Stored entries
[Start]
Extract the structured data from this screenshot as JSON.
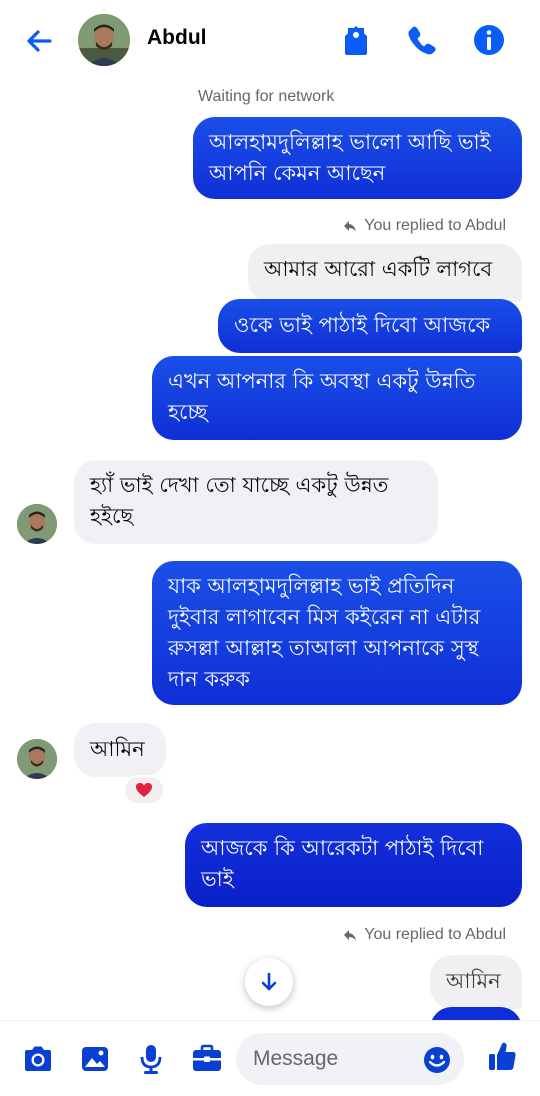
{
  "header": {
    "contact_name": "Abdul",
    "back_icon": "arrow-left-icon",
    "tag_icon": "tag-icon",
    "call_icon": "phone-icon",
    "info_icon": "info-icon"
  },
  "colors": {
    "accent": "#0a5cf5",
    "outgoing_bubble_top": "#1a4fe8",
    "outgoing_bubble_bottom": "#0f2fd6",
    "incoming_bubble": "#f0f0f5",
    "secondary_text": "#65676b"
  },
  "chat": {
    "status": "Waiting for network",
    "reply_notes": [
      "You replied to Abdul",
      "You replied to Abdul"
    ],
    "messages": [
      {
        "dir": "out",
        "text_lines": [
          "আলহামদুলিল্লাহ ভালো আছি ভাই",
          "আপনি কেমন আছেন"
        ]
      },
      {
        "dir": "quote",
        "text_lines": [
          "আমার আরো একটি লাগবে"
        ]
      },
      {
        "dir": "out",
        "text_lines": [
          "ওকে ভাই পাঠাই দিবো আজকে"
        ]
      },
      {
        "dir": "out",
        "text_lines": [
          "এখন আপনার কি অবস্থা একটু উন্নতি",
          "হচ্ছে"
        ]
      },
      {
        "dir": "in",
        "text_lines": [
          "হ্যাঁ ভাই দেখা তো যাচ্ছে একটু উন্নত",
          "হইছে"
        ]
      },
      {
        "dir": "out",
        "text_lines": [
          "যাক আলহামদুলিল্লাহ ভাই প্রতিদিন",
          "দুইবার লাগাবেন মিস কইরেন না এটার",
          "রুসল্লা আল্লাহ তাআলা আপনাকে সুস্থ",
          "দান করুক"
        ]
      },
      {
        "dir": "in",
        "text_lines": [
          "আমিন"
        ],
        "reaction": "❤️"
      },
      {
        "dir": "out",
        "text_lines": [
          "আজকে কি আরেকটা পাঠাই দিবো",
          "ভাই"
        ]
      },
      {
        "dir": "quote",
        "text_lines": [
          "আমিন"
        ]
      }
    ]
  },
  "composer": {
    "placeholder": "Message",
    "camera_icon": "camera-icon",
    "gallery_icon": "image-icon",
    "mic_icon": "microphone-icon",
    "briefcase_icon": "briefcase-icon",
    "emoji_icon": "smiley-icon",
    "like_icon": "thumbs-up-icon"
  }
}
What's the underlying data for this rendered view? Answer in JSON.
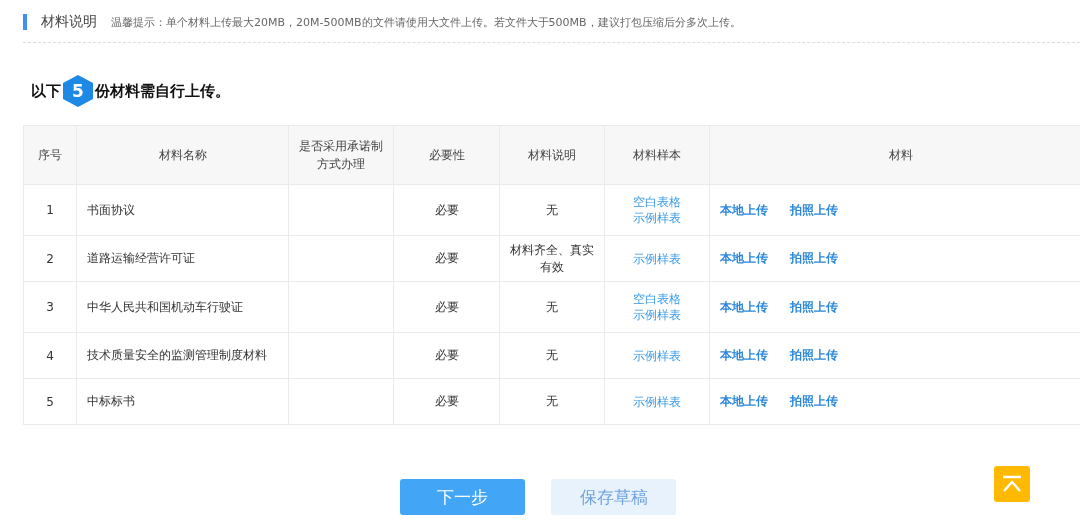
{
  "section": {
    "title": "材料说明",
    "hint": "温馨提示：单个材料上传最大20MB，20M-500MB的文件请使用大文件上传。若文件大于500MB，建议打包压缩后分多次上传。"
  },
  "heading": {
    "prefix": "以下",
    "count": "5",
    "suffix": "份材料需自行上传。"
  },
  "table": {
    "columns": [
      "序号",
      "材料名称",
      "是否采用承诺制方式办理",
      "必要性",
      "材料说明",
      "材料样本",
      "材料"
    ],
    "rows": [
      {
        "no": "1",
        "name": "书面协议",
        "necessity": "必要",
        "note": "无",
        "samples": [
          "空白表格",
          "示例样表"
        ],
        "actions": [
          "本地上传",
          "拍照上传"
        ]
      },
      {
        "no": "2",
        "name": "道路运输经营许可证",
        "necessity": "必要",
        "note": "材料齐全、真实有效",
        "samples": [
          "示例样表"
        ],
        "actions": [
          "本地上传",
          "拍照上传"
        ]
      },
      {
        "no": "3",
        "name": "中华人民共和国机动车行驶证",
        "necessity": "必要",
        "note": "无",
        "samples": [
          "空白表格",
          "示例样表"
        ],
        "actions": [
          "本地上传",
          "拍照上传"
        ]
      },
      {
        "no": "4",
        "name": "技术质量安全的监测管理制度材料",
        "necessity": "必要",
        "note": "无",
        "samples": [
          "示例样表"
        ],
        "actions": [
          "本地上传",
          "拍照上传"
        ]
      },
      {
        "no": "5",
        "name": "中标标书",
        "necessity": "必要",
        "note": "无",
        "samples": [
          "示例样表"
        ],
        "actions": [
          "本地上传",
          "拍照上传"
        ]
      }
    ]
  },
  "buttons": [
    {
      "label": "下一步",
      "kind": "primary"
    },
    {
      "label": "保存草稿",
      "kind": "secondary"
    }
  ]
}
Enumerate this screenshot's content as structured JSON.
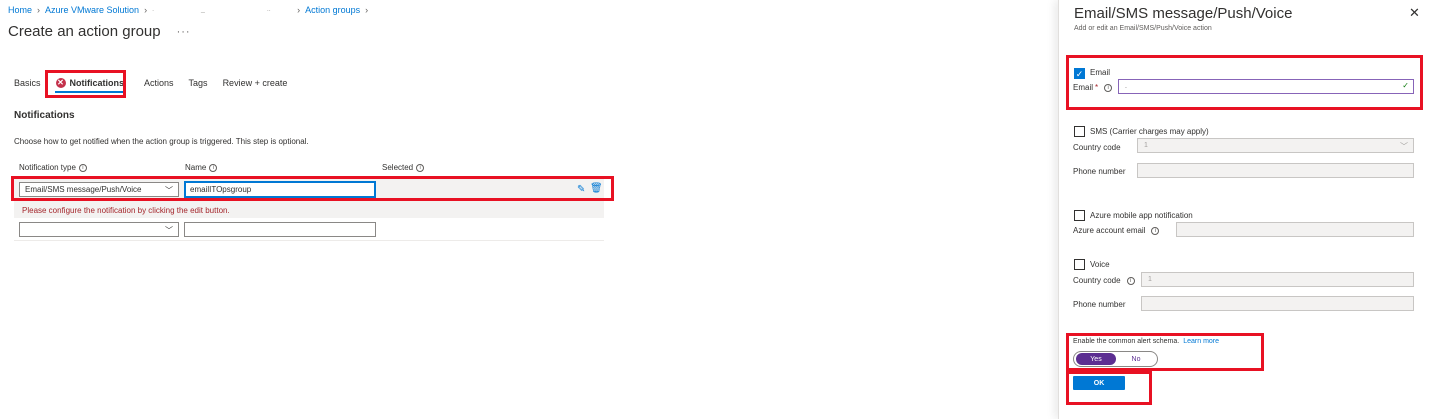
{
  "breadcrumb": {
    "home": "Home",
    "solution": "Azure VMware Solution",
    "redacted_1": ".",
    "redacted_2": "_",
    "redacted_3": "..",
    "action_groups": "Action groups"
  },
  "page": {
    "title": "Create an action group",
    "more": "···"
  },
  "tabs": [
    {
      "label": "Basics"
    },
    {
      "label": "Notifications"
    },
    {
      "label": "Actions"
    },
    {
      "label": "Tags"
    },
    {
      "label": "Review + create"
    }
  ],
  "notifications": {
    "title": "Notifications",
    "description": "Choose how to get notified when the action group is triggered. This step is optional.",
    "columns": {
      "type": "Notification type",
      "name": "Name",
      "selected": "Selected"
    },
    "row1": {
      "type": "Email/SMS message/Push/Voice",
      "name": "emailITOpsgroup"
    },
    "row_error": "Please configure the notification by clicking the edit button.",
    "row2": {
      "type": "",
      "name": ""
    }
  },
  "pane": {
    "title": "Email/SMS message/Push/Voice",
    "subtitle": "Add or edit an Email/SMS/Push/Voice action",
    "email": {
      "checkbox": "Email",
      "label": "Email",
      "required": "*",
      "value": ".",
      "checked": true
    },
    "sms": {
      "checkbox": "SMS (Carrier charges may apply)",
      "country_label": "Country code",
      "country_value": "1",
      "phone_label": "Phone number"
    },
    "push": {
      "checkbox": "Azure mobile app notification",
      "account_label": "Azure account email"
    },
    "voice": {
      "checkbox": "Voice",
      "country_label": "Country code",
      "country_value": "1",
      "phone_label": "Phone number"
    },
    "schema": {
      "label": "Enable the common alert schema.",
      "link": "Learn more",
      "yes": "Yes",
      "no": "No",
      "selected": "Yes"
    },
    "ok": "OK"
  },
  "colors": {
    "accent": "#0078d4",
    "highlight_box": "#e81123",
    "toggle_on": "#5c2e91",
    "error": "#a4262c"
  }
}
[End]
[Start]
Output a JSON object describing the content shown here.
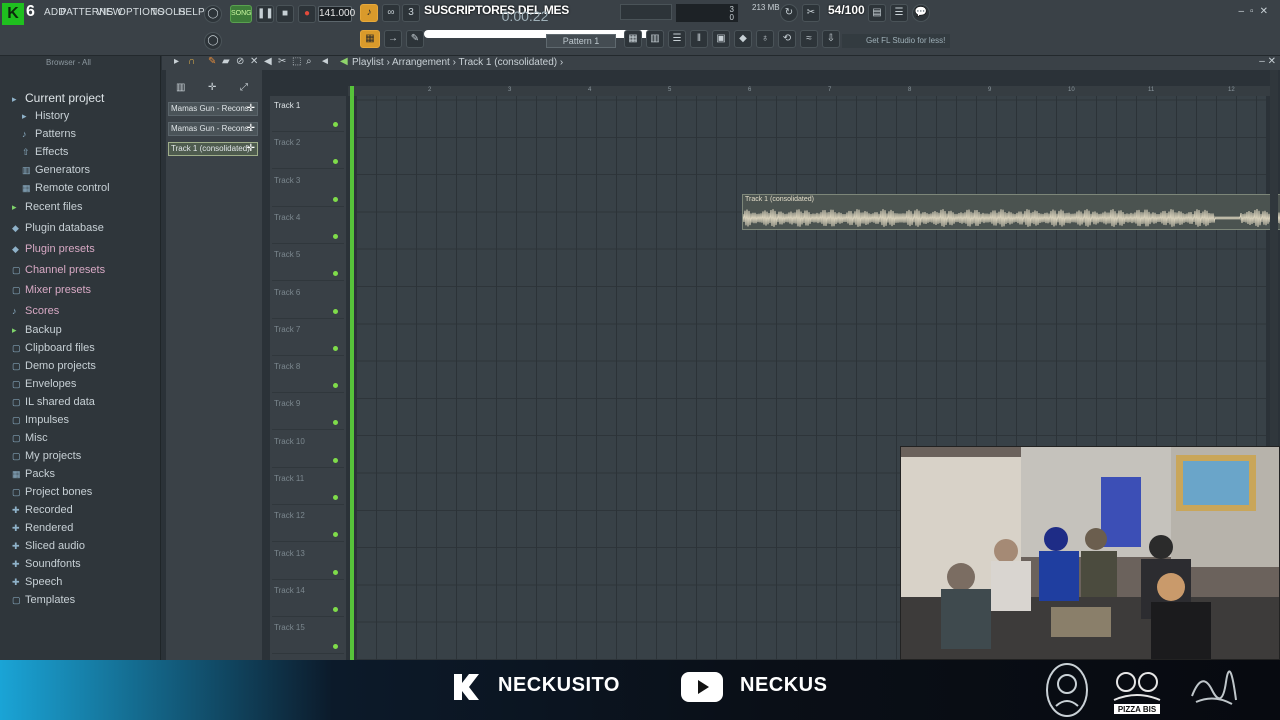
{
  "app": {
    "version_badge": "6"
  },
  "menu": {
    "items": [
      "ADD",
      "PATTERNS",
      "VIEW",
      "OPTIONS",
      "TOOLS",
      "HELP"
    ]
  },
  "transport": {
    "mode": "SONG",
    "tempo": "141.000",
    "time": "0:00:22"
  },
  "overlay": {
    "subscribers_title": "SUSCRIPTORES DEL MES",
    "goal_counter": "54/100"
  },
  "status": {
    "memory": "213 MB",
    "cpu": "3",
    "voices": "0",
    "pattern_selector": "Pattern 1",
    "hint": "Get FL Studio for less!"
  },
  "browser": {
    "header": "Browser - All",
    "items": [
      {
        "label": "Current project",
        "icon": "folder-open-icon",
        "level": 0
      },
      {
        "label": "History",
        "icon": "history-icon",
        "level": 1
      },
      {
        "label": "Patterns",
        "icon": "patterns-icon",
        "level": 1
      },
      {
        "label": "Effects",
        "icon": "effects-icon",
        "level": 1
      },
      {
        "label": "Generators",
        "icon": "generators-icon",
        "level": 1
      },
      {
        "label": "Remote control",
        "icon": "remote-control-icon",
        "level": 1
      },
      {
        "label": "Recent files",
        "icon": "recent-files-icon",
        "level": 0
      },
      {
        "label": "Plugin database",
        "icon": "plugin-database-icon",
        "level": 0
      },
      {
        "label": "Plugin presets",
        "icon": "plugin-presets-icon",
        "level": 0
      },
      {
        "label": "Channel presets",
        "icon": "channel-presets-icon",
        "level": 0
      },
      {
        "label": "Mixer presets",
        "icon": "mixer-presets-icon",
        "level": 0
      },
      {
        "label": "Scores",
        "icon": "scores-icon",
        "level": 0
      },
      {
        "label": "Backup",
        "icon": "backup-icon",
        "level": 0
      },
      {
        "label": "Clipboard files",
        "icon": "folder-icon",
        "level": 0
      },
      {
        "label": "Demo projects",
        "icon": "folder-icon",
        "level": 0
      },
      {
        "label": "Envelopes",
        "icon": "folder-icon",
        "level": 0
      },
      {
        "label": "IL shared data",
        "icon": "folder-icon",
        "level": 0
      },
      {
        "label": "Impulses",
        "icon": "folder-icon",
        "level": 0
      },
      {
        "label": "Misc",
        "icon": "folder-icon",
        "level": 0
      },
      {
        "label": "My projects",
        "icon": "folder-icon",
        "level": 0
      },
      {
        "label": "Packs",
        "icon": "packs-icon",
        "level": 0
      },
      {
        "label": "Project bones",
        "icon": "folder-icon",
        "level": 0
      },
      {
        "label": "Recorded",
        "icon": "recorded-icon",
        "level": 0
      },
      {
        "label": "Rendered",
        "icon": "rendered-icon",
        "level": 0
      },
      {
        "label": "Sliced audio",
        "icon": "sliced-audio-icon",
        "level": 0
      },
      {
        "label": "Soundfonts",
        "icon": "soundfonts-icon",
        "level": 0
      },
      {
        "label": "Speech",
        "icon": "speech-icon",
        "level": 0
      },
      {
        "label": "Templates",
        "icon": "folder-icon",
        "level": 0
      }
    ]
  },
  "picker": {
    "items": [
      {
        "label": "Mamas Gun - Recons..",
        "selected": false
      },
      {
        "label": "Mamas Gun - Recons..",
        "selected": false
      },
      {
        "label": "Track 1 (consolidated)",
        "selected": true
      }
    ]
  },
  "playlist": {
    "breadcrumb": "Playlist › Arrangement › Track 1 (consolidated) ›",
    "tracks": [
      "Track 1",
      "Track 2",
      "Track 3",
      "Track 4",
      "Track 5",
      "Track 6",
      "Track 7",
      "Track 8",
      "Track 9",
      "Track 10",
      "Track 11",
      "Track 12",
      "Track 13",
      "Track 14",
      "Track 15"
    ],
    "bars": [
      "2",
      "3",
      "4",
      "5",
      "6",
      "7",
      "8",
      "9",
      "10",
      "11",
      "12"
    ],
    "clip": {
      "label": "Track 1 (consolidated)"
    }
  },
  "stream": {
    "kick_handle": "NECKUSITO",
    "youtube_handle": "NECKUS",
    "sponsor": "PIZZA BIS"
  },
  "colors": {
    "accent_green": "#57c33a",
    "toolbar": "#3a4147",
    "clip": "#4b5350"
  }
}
[End]
[Start]
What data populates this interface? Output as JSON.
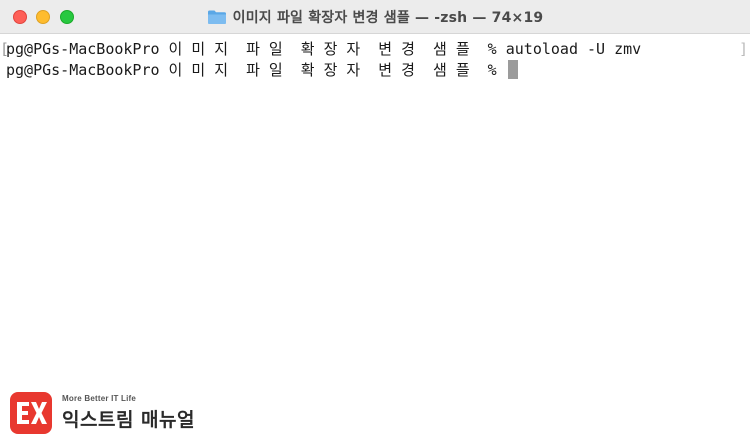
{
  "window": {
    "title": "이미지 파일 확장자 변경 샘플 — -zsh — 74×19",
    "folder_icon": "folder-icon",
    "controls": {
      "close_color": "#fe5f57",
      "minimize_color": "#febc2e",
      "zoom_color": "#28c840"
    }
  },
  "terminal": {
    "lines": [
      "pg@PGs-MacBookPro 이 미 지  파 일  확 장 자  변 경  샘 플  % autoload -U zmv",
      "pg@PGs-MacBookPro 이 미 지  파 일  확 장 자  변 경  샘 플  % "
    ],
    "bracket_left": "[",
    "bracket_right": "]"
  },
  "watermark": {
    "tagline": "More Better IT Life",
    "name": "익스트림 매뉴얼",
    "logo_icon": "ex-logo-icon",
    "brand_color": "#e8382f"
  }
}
[End]
Return each line with "selected".

      "selected": "Selected"
      "selected": "Yes"
        "selected": false
        "selected": false
        "selected": true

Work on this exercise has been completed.